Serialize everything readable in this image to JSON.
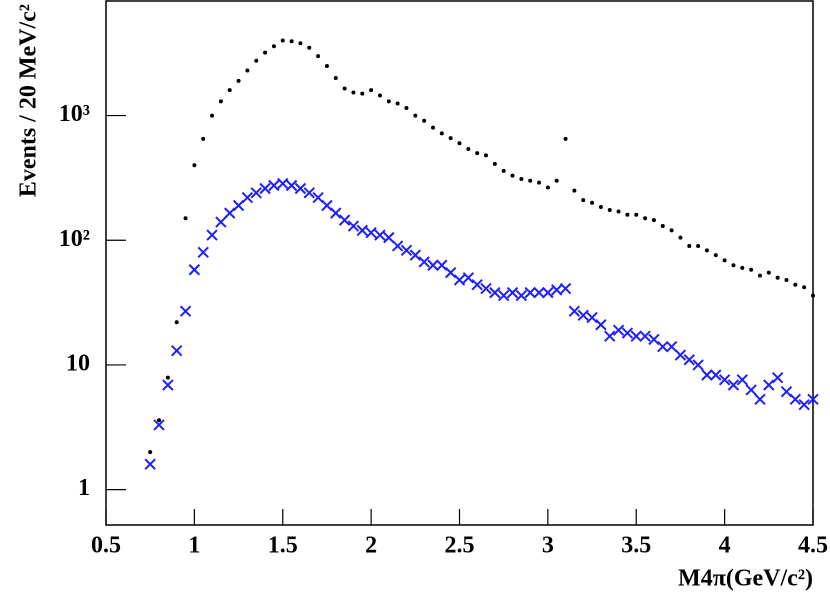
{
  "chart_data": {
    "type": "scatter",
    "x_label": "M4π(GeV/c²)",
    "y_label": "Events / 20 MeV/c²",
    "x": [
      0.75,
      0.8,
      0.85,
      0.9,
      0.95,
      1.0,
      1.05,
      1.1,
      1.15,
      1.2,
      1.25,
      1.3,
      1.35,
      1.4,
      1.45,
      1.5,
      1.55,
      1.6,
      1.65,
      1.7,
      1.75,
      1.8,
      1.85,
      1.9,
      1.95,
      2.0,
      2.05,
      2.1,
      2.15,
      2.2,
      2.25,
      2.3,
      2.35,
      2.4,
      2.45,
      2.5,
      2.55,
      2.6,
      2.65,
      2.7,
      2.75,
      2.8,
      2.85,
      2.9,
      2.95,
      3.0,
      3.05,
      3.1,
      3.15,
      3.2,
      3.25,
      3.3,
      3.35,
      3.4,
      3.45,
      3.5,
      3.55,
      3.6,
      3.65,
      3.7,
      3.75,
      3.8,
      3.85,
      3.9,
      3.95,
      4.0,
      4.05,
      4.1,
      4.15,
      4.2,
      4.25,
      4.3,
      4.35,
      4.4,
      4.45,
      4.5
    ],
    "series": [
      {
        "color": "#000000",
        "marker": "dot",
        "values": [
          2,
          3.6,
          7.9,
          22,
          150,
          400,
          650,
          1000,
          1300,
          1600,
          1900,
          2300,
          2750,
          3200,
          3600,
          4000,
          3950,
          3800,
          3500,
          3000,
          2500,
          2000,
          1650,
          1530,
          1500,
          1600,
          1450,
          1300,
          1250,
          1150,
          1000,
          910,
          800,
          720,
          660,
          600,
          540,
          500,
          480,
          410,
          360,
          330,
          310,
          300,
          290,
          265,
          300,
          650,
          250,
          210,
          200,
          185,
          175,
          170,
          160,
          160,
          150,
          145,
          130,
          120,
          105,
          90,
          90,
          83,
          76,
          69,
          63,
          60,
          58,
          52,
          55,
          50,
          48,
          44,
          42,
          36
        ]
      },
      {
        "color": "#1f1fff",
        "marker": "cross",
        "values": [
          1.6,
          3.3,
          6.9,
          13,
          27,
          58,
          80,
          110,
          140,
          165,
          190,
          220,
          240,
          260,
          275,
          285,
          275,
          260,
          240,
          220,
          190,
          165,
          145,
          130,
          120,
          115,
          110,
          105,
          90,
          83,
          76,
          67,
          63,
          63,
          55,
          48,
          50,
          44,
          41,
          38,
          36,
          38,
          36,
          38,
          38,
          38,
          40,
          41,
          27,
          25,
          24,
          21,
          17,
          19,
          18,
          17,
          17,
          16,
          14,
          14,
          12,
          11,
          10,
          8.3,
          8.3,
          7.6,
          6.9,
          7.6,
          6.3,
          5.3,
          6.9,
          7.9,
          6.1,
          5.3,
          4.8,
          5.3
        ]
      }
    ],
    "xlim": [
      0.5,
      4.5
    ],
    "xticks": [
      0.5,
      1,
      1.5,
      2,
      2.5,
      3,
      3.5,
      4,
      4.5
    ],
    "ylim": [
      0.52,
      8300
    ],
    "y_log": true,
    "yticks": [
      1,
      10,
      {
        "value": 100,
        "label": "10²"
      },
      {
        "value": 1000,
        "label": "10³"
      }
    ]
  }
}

******************************

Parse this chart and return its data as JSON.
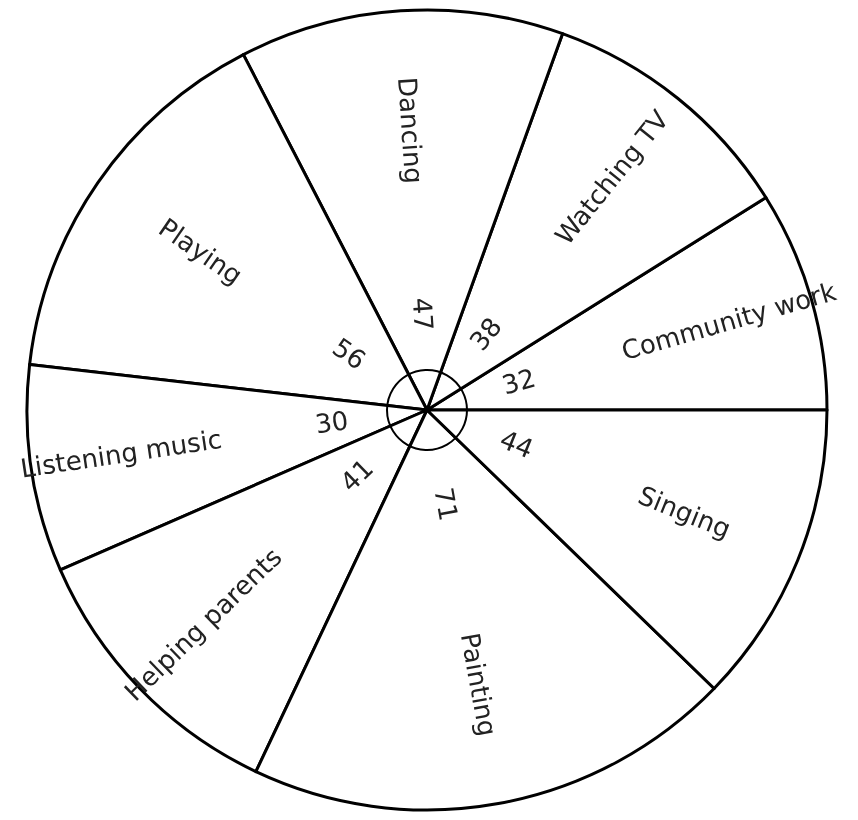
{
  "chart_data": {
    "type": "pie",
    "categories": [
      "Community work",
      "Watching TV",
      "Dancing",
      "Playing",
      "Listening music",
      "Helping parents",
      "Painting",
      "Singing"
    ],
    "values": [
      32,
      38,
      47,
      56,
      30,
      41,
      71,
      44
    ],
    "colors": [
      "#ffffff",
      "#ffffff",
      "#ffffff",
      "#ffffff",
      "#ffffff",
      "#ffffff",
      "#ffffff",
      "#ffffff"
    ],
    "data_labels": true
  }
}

******************************

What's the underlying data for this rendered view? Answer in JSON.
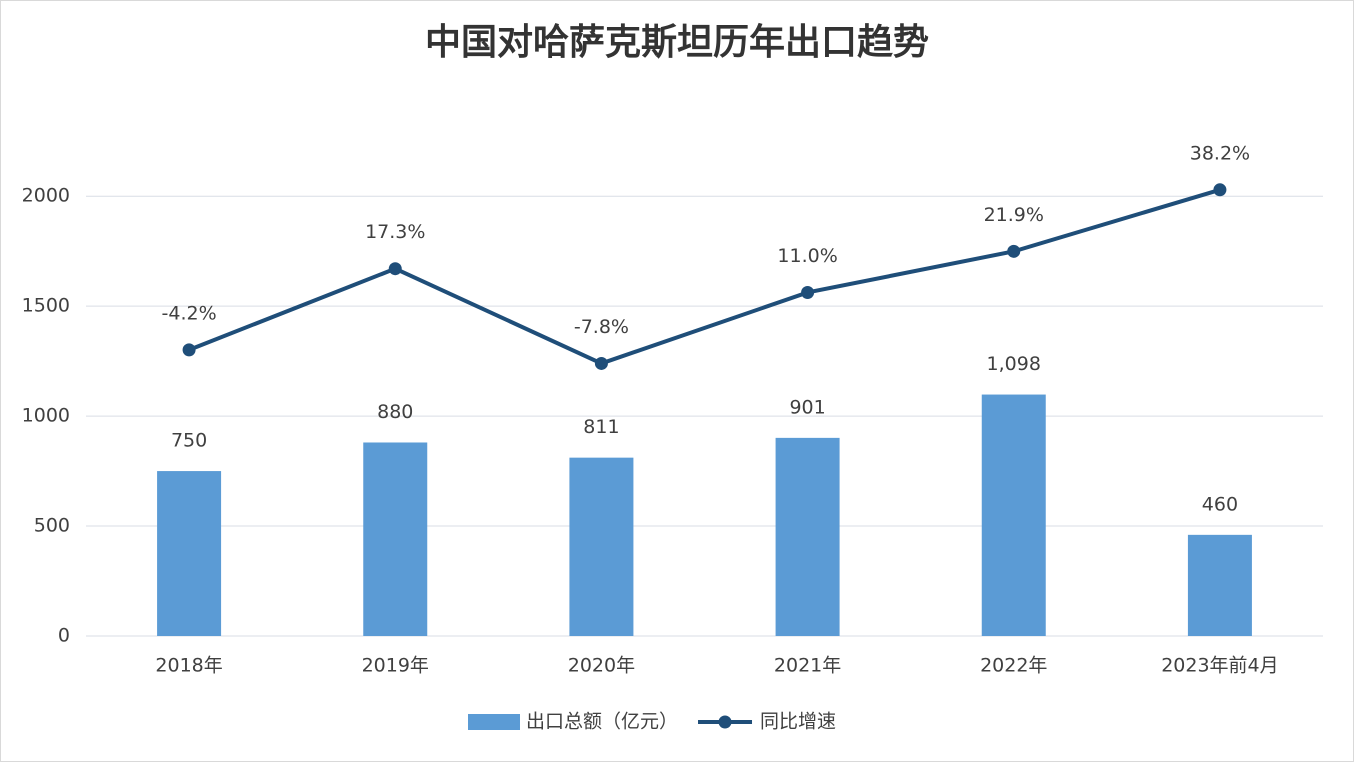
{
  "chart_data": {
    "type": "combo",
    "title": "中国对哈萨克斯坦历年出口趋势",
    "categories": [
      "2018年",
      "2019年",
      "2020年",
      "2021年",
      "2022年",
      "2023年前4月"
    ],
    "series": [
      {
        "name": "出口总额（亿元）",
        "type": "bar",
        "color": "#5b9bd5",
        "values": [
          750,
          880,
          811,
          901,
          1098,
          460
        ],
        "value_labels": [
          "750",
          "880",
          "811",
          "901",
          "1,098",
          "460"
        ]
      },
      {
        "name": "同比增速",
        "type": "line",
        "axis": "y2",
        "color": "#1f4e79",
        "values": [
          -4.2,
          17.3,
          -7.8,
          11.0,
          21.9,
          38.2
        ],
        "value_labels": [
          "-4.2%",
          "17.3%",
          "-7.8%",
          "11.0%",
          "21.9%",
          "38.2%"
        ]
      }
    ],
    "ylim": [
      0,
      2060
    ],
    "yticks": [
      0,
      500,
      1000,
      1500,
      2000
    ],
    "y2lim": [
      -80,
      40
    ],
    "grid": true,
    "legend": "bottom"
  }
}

******************************

> Exercise: Find every line holding the word "this"; give their count and nothing else.

> Exercise answer: 3